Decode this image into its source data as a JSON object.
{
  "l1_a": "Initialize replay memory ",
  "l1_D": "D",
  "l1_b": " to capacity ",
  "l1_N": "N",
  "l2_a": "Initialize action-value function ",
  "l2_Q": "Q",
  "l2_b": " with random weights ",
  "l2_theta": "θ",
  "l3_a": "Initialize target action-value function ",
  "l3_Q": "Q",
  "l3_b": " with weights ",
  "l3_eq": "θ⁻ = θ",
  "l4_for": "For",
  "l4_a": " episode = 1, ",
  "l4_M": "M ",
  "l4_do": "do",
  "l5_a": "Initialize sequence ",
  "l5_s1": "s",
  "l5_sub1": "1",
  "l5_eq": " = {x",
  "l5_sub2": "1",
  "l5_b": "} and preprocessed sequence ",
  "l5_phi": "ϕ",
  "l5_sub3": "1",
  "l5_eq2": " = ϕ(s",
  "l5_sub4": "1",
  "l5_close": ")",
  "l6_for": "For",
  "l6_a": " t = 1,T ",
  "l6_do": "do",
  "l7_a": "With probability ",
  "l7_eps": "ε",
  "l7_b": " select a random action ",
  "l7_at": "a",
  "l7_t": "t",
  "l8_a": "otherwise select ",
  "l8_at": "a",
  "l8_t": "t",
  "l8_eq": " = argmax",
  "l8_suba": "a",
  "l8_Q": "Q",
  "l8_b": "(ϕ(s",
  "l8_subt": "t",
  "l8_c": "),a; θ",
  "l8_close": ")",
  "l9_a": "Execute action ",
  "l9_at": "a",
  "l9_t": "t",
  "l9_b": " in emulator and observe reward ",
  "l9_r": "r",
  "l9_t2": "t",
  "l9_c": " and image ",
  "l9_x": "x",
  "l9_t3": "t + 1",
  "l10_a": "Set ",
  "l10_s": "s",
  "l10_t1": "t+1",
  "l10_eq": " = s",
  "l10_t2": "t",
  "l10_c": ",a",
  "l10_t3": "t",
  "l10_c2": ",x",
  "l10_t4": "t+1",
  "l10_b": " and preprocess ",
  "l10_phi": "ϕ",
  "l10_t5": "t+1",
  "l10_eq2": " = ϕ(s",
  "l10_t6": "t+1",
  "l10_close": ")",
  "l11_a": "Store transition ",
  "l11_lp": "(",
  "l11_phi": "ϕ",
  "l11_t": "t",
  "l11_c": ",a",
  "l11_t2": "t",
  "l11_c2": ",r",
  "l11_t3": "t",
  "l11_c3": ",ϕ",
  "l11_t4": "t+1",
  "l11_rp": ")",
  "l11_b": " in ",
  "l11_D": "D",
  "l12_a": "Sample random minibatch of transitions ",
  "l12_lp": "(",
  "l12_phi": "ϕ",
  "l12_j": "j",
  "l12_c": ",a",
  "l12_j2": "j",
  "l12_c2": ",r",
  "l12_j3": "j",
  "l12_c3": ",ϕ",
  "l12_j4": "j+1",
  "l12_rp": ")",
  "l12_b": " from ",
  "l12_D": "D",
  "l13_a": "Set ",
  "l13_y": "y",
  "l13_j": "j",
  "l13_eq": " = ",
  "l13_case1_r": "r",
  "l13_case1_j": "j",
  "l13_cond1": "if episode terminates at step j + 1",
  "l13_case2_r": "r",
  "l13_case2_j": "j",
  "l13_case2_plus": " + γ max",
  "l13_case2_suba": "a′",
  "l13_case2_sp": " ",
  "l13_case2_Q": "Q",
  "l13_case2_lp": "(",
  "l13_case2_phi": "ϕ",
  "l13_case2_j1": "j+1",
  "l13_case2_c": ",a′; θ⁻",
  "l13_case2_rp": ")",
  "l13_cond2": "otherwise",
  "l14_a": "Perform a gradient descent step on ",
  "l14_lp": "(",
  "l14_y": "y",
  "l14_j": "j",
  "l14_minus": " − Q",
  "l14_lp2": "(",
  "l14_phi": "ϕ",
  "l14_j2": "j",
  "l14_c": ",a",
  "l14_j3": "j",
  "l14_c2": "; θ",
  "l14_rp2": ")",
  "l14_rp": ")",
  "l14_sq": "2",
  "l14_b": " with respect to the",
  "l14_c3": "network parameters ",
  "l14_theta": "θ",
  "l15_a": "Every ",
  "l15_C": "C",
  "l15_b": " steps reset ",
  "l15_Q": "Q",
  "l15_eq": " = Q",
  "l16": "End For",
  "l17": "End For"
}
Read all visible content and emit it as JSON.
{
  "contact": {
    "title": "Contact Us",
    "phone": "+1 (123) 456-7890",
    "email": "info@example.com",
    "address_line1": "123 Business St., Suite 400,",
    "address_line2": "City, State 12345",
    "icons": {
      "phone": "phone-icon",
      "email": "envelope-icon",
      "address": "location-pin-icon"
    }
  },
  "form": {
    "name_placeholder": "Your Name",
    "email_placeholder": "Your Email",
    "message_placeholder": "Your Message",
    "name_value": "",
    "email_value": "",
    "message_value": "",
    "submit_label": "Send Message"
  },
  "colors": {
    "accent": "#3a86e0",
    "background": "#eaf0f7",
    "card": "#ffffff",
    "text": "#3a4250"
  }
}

◆ Goal ◆
Return each full line of the entries that contains the word "phone".

◆ Finished task ◆
    "phone": "+1 (123) 456-7890",
      "phone": "phone-icon",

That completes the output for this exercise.